Task requirements: Give the listing again in full, exactly as written.

The data:
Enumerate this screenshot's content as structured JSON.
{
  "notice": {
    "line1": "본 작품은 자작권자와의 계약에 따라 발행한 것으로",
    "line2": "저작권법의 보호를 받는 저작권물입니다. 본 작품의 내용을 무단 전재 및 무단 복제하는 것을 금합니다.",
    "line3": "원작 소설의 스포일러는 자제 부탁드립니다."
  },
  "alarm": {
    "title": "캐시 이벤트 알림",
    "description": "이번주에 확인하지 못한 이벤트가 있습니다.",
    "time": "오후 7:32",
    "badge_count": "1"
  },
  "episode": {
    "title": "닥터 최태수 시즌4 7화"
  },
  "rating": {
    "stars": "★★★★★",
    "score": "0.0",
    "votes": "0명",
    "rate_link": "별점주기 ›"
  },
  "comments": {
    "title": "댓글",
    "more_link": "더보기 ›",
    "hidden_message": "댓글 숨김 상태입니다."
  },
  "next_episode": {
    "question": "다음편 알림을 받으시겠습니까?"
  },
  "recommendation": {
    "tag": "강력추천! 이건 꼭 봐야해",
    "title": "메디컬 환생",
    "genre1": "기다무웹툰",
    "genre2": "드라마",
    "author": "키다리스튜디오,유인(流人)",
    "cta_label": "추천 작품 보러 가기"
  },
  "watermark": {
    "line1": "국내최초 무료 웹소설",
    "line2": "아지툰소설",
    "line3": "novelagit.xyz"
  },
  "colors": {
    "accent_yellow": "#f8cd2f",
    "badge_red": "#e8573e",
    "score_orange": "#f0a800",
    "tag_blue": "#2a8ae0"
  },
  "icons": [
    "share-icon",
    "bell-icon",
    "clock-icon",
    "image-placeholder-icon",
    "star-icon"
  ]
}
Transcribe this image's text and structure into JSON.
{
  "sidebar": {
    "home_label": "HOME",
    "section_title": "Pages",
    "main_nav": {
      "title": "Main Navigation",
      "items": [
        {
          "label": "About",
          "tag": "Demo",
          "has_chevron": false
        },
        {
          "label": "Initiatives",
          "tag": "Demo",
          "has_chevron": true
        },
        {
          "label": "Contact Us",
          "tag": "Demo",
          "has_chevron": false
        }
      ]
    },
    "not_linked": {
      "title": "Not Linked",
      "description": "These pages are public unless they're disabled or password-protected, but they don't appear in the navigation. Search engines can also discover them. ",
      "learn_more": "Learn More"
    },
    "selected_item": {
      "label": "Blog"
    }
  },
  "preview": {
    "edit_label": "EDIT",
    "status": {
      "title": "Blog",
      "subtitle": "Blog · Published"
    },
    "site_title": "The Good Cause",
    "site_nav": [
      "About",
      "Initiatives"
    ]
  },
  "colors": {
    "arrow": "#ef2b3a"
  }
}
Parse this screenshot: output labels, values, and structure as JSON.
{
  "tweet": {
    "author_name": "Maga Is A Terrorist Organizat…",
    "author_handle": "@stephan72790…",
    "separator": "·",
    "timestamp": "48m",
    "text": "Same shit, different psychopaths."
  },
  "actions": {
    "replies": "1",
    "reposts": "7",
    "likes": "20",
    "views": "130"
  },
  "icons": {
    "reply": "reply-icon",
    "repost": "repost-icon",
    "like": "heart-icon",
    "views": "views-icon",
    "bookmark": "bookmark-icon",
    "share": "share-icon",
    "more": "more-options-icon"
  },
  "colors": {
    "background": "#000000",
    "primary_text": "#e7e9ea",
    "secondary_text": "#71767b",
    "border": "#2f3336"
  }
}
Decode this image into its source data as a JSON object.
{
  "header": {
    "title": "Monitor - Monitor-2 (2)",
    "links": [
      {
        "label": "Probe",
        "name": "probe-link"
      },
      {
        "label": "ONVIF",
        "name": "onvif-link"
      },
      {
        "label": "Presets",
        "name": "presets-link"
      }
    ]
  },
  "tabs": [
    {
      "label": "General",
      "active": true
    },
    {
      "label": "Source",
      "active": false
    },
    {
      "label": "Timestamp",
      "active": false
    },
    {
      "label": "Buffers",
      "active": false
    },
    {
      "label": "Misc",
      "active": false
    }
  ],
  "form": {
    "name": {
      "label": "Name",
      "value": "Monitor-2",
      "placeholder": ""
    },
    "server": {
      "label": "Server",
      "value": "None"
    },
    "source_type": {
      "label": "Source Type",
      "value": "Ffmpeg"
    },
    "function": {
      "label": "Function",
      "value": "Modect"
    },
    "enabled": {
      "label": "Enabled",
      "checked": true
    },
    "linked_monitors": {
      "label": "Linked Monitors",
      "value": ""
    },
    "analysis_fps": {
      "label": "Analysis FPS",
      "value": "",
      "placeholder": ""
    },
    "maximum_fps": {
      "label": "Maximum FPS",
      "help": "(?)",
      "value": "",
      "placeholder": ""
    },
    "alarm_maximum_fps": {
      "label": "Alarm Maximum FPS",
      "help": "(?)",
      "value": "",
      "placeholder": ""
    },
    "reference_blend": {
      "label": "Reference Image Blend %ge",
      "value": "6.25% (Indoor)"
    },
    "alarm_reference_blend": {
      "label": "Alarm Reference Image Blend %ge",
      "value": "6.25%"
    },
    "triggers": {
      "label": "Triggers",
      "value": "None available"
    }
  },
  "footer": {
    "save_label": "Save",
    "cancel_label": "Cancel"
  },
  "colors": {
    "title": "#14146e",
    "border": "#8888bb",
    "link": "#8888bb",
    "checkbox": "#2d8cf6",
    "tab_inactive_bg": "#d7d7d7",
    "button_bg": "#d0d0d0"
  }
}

Response to this task:
Enumerate this screenshot's content as structured JSON.
{
  "notice": {
    "line1": "본 작품은 자작권자와의 계약에 따라 발행한 것으로",
    "line2": "저작권법의 보호를 받는 저작권물입니다. 본 작품의 내용을 무단 전재 및 무단 복제하는 것을 금합니다.",
    "line3": "원작 소설의 스포일러는 자제 부탁드립니다."
  },
  "alarm": {
    "title": "캐시 이벤트 알림",
    "description": "이번주에 확인하지 못한 이벤트가 있습니다.",
    "time": "오후 7:32",
    "badge_count": "1"
  },
  "episode": {
    "title": "닥터 최태수 시즌4 7화"
  },
  "rating": {
    "stars": "★★★★★",
    "score": "0.0",
    "votes": "0명",
    "rate_link": "별점주기 ›"
  },
  "comments": {
    "title": "댓글",
    "more_link": "더보기 ›",
    "hidden_message": "댓글 숨김 상태입니다."
  },
  "next_episode": {
    "question": "다음편 알림을 받으시겠습니까?"
  },
  "recommendation": {
    "tag": "강력추천! 이건 꼭 봐야해",
    "title": "메디컬 환생",
    "genre1": "기다무웹툰",
    "genre2": "드라마",
    "author": "키다리스튜디오,유인(流人)",
    "cta_label": "추천 작품 보러 가기"
  },
  "watermark": {
    "line1": "국내최초 무료 웹소설",
    "line2": "아지툰소설",
    "line3": "novelagit.xyz"
  },
  "colors": {
    "accent_yellow": "#f8cd2f",
    "badge_red": "#e8573e",
    "score_orange": "#f0a800",
    "tag_blue": "#2a8ae0"
  },
  "icons": [
    "share-icon",
    "bell-icon",
    "clock-icon",
    "image-placeholder-icon",
    "star-icon"
  ]
}
Transcribe this image's text and structure into JSON.
{
  "sidebar": {
    "home_label": "HOME",
    "section_title": "Pages",
    "main_nav": {
      "title": "Main Navigation",
      "items": [
        {
          "label": "About",
          "tag": "Demo",
          "has_chevron": false
        },
        {
          "label": "Initiatives",
          "tag": "Demo",
          "has_chevron": true
        },
        {
          "label": "Contact Us",
          "tag": "Demo",
          "has_chevron": false
        }
      ]
    },
    "not_linked": {
      "title": "Not Linked",
      "description": "These pages are public unless they're disabled or password-protected, but they don't appear in the navigation. Search engines can also discover them. ",
      "learn_more": "Learn More"
    },
    "selected_item": {
      "label": "Blog"
    }
  },
  "preview": {
    "edit_label": "EDIT",
    "status": {
      "title": "Blog",
      "subtitle": "Blog · Published"
    },
    "site_title": "The Good Cause",
    "site_nav": [
      "About",
      "Initiatives"
    ]
  },
  "colors": {
    "arrow": "#ef2b3a"
  }
}
Parse this screenshot: output labels, values, and structure as JSON.
{
  "tweet": {
    "author_name": "Maga Is A Terrorist Organizat…",
    "author_handle": "@stephan72790…",
    "separator": "·",
    "timestamp": "48m",
    "text": "Same shit, different psychopaths."
  },
  "actions": {
    "replies": "1",
    "reposts": "7",
    "likes": "20",
    "views": "130"
  },
  "icons": {
    "reply": "reply-icon",
    "repost": "repost-icon",
    "like": "heart-icon",
    "views": "views-icon",
    "bookmark": "bookmark-icon",
    "share": "share-icon",
    "more": "more-options-icon"
  },
  "colors": {
    "background": "#000000",
    "primary_text": "#e7e9ea",
    "secondary_text": "#71767b",
    "border": "#2f3336"
  }
}
Decode this image into its source data as a JSON object.
{
  "header": {
    "title": "Monitor - Monitor-2 (2)",
    "links": [
      {
        "label": "Probe",
        "name": "probe-link"
      },
      {
        "label": "ONVIF",
        "name": "onvif-link"
      },
      {
        "label": "Presets",
        "name": "presets-link"
      }
    ]
  },
  "tabs": [
    {
      "label": "General",
      "active": true
    },
    {
      "label": "Source",
      "active": false
    },
    {
      "label": "Timestamp",
      "active": false
    },
    {
      "label": "Buffers",
      "active": false
    },
    {
      "label": "Misc",
      "active": false
    }
  ],
  "form": {
    "name": {
      "label": "Name",
      "value": "Monitor-2",
      "placeholder": ""
    },
    "server": {
      "label": "Server",
      "value": "None"
    },
    "source_type": {
      "label": "Source Type",
      "value": "Ffmpeg"
    },
    "function": {
      "label": "Function",
      "value": "Modect"
    },
    "enabled": {
      "label": "Enabled",
      "checked": true
    },
    "linked_monitors": {
      "label": "Linked Monitors",
      "value": ""
    },
    "analysis_fps": {
      "label": "Analysis FPS",
      "value": "",
      "placeholder": ""
    },
    "maximum_fps": {
      "label": "Maximum FPS",
      "help": "(?)",
      "value": "",
      "placeholder": ""
    },
    "alarm_maximum_fps": {
      "label": "Alarm Maximum FPS",
      "help": "(?)",
      "value": "",
      "placeholder": ""
    },
    "reference_blend": {
      "label": "Reference Image Blend %ge",
      "value": "6.25% (Indoor)"
    },
    "alarm_reference_blend": {
      "label": "Alarm Reference Image Blend %ge",
      "value": "6.25%"
    },
    "triggers": {
      "label": "Triggers",
      "value": "None available"
    }
  },
  "footer": {
    "save_label": "Save",
    "cancel_label": "Cancel"
  },
  "colors": {
    "title": "#14146e",
    "border": "#8888bb",
    "link": "#8888bb",
    "checkbox": "#2d8cf6",
    "tab_inactive_bg": "#d7d7d7",
    "button_bg": "#d0d0d0"
  }
}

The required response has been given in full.